The problem. Do not copy the pictures; transcribe all other material exactly.

Data for this exercise.
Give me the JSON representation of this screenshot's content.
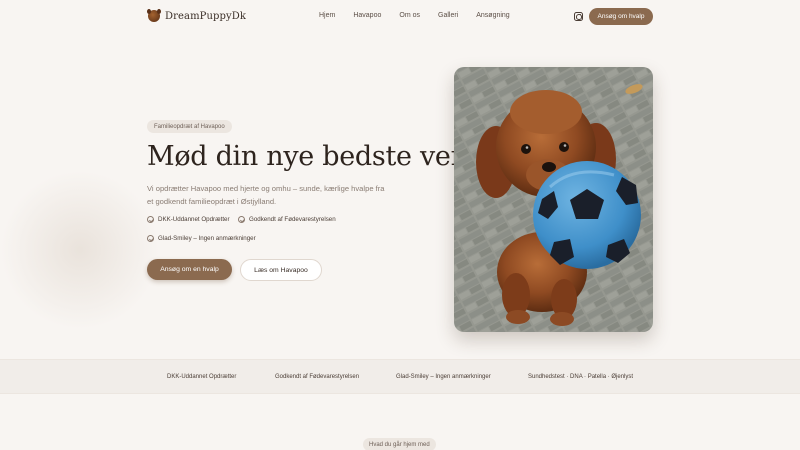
{
  "brand": {
    "name": "DreamPuppyDk"
  },
  "nav": {
    "links": [
      "Hjem",
      "Havapoo",
      "Om os",
      "Galleri",
      "Ansøgning"
    ],
    "cta": "Ansøg om hvalp",
    "social_icon": "instagram-icon"
  },
  "hero": {
    "badge": "Familieopdræt af Havapoo",
    "title": "Mød din nye bedste ven",
    "subtitle": "Vi opdrætter Havapoo med hjerte og omhu – sunde, kærlige hvalpe fra et godkendt familieopdræt i Østjylland.",
    "checks": [
      "DKK-Uddannet Opdrætter",
      "Godkendt af Fødevarestyrelsen",
      "Glad-Smiley – Ingen anmærkninger"
    ],
    "primary_button": "Ansøg om en hvalp",
    "secondary_button": "Læs om Havapoo",
    "image": "brown-puppy-with-blue-ball"
  },
  "trust_strip": {
    "items": [
      "DKK-Uddannet Opdrætter",
      "Godkendt af Fødevarestyrelsen",
      "Glad-Smiley – Ingen anmærkninger",
      "Sundhedstest · DNA · Patella · Øjenlyst"
    ]
  },
  "next_section": {
    "label": "Hvad du går hjem med"
  },
  "colors": {
    "accent": "#8b6a4f",
    "background": "#f8f5f2",
    "text": "#2e241e",
    "muted": "#8a7d74"
  }
}
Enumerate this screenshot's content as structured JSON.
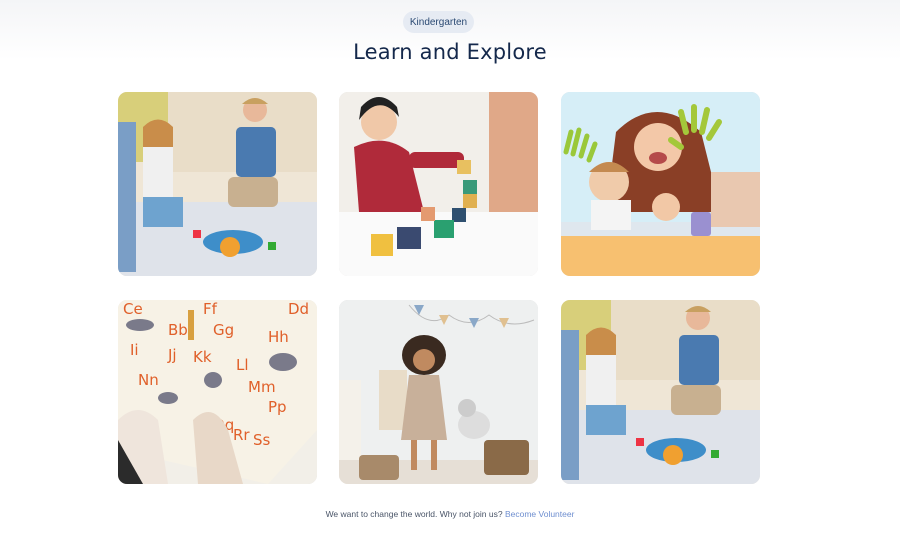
{
  "badge": "Kindergarten",
  "title": "Learn and Explore",
  "gallery": [
    {
      "alt": "Children playing with toy blocks on the floor"
    },
    {
      "alt": "Girl stacking colorful wooden blocks"
    },
    {
      "alt": "Mother and children with painted hands"
    },
    {
      "alt": "Alphabet poster with animals"
    },
    {
      "alt": "Girl dancing in playroom"
    },
    {
      "alt": "Children playing with toy blocks on the floor"
    }
  ],
  "footer": {
    "text": "We want to change the world. Why not join us?",
    "link": "Become Volunteer"
  },
  "colors": {
    "title": "#14284b",
    "link": "#6f8fd0",
    "badge_bg": "#e6ebf3"
  }
}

Full response.
Give me the JSON representation of this screenshot's content.
{
  "brand": {
    "name": "DreamPuppyDk"
  },
  "nav": {
    "links": [
      "Hjem",
      "Havapoo",
      "Om os",
      "Galleri",
      "Ansøgning"
    ],
    "cta": "Ansøg om hvalp",
    "social_icon": "instagram-icon"
  },
  "hero": {
    "badge": "Familieopdræt af Havapoo",
    "title": "Mød din nye bedste ven",
    "subtitle": "Vi opdrætter Havapoo med hjerte og omhu – sunde, kærlige hvalpe fra et godkendt familieopdræt i Østjylland.",
    "checks": [
      "DKK-Uddannet Opdrætter",
      "Godkendt af Fødevarestyrelsen",
      "Glad-Smiley – Ingen anmærkninger"
    ],
    "primary_button": "Ansøg om en hvalp",
    "secondary_button": "Læs om Havapoo",
    "image": "brown-puppy-with-blue-ball"
  },
  "trust_strip": {
    "items": [
      "DKK-Uddannet Opdrætter",
      "Godkendt af Fødevarestyrelsen",
      "Glad-Smiley – Ingen anmærkninger",
      "Sundhedstest · DNA · Patella · Øjenlyst"
    ]
  },
  "next_section": {
    "label": "Hvad du går hjem med"
  },
  "colors": {
    "accent": "#8b6a4f",
    "background": "#f8f5f2",
    "text": "#2e241e",
    "muted": "#8a7d74"
  }
}
Enumerate this screenshot's content as structured JSON.
{
  "badge": "Kindergarten",
  "title": "Learn and Explore",
  "gallery": [
    {
      "alt": "Children playing with toy blocks on the floor"
    },
    {
      "alt": "Girl stacking colorful wooden blocks"
    },
    {
      "alt": "Mother and children with painted hands"
    },
    {
      "alt": "Alphabet poster with animals"
    },
    {
      "alt": "Girl dancing in playroom"
    },
    {
      "alt": "Children playing with toy blocks on the floor"
    }
  ],
  "footer": {
    "text": "We want to change the world. Why not join us?",
    "link": "Become Volunteer"
  },
  "colors": {
    "title": "#14284b",
    "link": "#6f8fd0",
    "badge_bg": "#e6ebf3"
  }
}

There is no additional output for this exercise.